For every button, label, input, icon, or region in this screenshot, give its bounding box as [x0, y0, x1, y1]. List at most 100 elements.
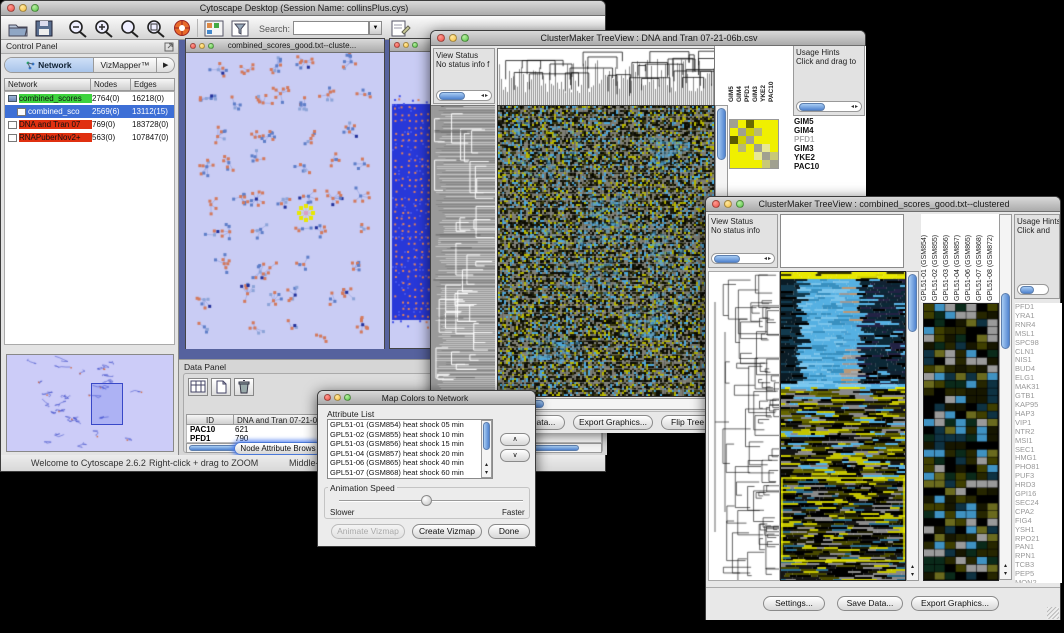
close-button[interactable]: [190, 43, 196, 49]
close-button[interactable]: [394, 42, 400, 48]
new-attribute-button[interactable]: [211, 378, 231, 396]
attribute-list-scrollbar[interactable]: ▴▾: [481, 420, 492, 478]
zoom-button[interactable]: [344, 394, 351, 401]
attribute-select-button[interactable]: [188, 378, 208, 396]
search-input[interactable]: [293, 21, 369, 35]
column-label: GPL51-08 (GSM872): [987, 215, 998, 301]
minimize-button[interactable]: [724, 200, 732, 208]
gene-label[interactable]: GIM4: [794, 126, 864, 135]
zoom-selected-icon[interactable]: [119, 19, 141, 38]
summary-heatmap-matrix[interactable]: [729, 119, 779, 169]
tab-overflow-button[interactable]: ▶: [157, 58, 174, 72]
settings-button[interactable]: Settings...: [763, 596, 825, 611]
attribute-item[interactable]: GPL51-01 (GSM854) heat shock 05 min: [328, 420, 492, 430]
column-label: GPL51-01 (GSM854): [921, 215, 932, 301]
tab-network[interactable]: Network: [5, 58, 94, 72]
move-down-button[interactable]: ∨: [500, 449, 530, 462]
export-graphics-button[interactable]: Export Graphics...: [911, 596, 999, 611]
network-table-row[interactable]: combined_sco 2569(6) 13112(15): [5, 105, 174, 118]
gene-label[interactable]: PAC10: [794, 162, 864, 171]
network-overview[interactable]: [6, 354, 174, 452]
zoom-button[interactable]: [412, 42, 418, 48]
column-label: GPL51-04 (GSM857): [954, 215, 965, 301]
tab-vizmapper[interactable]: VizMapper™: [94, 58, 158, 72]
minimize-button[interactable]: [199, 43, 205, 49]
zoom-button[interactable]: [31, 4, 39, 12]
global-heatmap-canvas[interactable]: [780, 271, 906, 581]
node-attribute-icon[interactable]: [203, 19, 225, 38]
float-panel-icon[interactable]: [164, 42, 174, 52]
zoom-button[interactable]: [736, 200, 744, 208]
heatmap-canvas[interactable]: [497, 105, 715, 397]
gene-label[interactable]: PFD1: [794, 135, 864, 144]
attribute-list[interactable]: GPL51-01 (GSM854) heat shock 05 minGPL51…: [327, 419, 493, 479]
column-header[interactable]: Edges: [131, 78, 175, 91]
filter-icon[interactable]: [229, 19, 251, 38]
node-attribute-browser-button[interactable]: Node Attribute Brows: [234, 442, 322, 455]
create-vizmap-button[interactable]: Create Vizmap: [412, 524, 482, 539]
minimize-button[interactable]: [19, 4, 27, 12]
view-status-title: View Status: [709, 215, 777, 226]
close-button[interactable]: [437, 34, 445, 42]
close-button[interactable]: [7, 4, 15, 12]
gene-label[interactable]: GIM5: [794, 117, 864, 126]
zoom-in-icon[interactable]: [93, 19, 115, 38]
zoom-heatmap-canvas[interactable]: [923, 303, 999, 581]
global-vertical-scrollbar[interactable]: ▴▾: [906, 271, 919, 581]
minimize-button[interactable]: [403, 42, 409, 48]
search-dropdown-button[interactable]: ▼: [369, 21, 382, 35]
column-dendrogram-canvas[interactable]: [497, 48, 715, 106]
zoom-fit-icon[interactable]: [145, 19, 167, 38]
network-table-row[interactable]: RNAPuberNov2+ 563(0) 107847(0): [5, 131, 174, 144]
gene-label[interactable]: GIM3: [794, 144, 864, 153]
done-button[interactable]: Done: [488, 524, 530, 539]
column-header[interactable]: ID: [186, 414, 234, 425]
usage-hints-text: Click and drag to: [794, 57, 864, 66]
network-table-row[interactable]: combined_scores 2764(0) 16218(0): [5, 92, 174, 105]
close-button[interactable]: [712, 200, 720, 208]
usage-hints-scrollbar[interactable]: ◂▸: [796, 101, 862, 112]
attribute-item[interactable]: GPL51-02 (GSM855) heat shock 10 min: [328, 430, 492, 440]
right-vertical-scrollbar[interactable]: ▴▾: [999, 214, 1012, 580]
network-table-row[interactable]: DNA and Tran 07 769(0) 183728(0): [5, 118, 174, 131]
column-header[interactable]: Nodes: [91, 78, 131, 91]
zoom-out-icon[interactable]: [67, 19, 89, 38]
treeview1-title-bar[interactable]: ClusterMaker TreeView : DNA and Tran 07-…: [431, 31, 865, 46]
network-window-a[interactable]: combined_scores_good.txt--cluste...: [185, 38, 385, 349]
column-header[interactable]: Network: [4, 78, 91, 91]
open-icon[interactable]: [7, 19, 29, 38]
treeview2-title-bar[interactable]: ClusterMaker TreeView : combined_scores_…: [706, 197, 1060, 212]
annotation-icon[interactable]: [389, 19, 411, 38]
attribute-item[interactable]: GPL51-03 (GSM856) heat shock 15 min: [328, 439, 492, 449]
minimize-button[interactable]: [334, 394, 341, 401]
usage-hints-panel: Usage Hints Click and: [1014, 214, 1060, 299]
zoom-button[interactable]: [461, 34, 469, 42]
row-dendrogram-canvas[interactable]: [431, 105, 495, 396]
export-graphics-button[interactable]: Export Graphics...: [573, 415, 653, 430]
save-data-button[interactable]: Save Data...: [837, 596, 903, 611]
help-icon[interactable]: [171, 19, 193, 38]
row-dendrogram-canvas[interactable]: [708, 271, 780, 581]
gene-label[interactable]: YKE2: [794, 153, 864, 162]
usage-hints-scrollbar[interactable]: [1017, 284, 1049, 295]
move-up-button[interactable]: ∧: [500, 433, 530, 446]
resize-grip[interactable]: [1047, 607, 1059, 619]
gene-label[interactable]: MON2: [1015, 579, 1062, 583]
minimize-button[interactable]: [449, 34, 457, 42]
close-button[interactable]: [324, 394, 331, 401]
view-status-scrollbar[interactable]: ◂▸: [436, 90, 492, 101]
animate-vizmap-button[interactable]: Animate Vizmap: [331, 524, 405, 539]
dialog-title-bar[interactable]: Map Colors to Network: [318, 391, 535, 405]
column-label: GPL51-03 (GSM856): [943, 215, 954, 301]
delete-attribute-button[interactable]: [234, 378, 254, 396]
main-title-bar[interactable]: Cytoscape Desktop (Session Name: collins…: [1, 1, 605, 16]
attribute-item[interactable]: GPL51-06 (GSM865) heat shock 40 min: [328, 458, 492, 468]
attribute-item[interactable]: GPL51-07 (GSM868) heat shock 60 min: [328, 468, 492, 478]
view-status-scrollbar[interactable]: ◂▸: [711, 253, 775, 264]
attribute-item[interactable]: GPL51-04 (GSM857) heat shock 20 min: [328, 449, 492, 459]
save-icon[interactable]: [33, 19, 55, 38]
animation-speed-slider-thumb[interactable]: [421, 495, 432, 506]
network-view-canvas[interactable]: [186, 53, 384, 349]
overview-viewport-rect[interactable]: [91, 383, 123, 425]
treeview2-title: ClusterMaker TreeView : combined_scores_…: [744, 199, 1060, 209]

[Work required] Please rewrite the records starting with the line with "close-button[interactable]: [190, 43, 196, 49]" and going on through the line with "gene-label[interactable]: GIM4: [794, 126, 864, 135]", with "zoom-button" replaced by "magnify-button" and all else unchanged.

[Expected output]
close-button[interactable]: [190, 43, 196, 49]
close-button[interactable]: [394, 42, 400, 48]
new-attribute-button[interactable]: [211, 378, 231, 396]
attribute-list-scrollbar[interactable]: ▴▾: [481, 420, 492, 478]
magnify-button[interactable]: [344, 394, 351, 401]
attribute-select-button[interactable]: [188, 378, 208, 396]
search-input[interactable]: [293, 21, 369, 35]
column-label: GPL51-08 (GSM872): [987, 215, 998, 301]
minimize-button[interactable]: [724, 200, 732, 208]
gene-label[interactable]: GIM4: [794, 126, 864, 135]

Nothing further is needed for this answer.